O que fazer: Segundo o documento de origem, que nome a autora dá à capacidade de fazer os corpos biológicos trabalharem regulados pelo fetiche da mercadoria?

Documento de origem:
Ela demonstra também a sagacidade da máquina de controle de corpos e de produção de subjetividades construídas pelas práticas biopolíticas mais recentes, que procuram assimilar as diferenças pela construção de multiplicidades de identidades capturáveis pelo fetiche da mercadoria.
Neste sentido, denuncia a proliferação da farmacopornografia como mecanismo de captura e subjetivação, capaz de gerar a mais-valia, não pela exploração do trabalho pelo detentor dos meios de produção, mas por fazer os corpos trabalharem a favor do consumo desenfreado de fontes excitações “sexuais”.
Esta capacidade de fazer os corpos biológicos trabalharem regulados pelo fetiche da mercadoria, não mais sujeitos aos regimes disciplinares rigorosos do século XVIII, é o que a autora chama de biocapitalismo moderno.
O avesso do acadêmico, tomado em sua pretensa isenção metodológica, é, portanto, o caráter de denuncia militante e de manifesto dos textos.
Mas é também o avesso disto, porque é acadêmico no sentido pleno, já que devemos reconhecer que toda produção acadêmica é fruto de uma agir militante.
E não se pode fugir do valor do valor que condiciona a visão e paixão do pesquisador pelo seu objeto. E qual é o objeto que fascina e move a autora?
O objeto é a tensão que existe entre (1) entender, descrever e acolher os significados das múltiplas identidades trans, entendidas como produção cultural, em toda a sua potência criativa e subversiva, e (2) compreender que estas identidades são também produções biopolíticas em senso estrito e denunciar como elas podem ser mecanismos de sujeição potentíssimos.
Na verdade, esta tensão é constitutiva de todas as lutas sociais e políticas atuais. Por um lado, não há como não ser solidário com a escolha da forma de vida que as pessoas fazem em uma dada cultura, desde que ela não seja fonte de crueldade e humilhação do outro.
Por outro lado, as práticas de sujeição aos estilos de vidas que a cultura quer impor a cada uma das identidades devem ser denunciadas e combatidas, quando se reconhecer que elas são fontes potenciais de perda de autonomia e ao direito à busca de uma vida lograda e mais solidária.
Corpos, Gêneros, Sexualidades se equilibra neste delicado balanço de afetos que a autora tem com seu objeto: em um braço, solidariedade, curiosidade e admiração, no outro, necessidade de denúncia dos possíveis efeitos deletérios das capturas subjetivantes irrefletidas.

Linhas de um conjunto de dados de layout
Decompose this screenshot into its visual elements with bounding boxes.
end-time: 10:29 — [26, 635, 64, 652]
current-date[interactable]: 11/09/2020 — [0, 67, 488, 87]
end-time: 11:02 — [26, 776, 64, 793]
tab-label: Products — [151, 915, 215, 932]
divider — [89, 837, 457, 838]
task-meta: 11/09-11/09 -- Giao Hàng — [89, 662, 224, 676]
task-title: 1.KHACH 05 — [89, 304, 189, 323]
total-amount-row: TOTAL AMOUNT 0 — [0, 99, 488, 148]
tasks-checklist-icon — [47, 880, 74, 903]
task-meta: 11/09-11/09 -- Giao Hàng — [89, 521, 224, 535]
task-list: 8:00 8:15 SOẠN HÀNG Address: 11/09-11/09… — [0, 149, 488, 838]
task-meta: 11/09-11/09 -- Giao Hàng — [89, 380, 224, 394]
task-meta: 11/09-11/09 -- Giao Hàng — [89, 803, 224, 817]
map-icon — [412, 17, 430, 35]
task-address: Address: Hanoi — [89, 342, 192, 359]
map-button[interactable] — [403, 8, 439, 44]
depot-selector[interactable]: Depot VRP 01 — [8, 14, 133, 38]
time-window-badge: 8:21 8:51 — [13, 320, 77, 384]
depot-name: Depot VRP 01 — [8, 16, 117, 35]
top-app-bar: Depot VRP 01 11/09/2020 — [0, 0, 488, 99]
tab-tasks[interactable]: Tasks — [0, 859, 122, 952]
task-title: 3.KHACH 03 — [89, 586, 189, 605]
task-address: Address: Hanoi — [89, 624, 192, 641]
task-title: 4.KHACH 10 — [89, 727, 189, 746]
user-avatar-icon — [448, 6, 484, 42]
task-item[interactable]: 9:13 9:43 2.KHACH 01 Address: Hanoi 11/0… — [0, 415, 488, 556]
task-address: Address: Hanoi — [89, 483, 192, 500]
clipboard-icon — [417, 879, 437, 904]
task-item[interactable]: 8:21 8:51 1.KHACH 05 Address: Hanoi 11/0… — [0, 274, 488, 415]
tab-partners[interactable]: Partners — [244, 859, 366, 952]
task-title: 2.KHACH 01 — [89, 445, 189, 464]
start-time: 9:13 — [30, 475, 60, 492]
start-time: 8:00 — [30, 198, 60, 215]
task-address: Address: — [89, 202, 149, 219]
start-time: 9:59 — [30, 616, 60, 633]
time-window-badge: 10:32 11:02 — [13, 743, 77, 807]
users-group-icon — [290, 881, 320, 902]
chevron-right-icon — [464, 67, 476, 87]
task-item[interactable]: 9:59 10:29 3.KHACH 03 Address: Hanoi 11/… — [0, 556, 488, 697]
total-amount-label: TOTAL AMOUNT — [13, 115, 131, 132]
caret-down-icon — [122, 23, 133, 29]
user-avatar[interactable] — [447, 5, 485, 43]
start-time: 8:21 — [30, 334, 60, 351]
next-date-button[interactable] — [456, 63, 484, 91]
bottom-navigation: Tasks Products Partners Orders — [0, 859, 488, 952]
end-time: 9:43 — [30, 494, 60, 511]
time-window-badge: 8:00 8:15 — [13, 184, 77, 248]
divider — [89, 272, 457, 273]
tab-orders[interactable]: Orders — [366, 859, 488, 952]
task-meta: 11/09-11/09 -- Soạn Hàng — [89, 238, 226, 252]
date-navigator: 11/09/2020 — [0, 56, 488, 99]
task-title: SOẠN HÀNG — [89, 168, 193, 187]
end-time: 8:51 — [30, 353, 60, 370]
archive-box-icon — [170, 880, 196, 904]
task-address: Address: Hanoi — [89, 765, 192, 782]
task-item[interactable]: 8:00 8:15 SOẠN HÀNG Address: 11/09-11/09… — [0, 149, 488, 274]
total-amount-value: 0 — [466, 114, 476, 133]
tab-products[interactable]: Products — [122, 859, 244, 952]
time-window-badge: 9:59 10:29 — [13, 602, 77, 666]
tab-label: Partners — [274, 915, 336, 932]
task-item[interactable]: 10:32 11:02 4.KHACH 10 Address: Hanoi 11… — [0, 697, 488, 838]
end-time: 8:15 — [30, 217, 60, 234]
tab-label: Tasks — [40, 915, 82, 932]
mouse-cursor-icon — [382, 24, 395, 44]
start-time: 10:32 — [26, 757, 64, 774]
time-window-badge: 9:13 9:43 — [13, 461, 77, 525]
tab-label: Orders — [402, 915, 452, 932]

Resposta: Biocapitalismo moderno.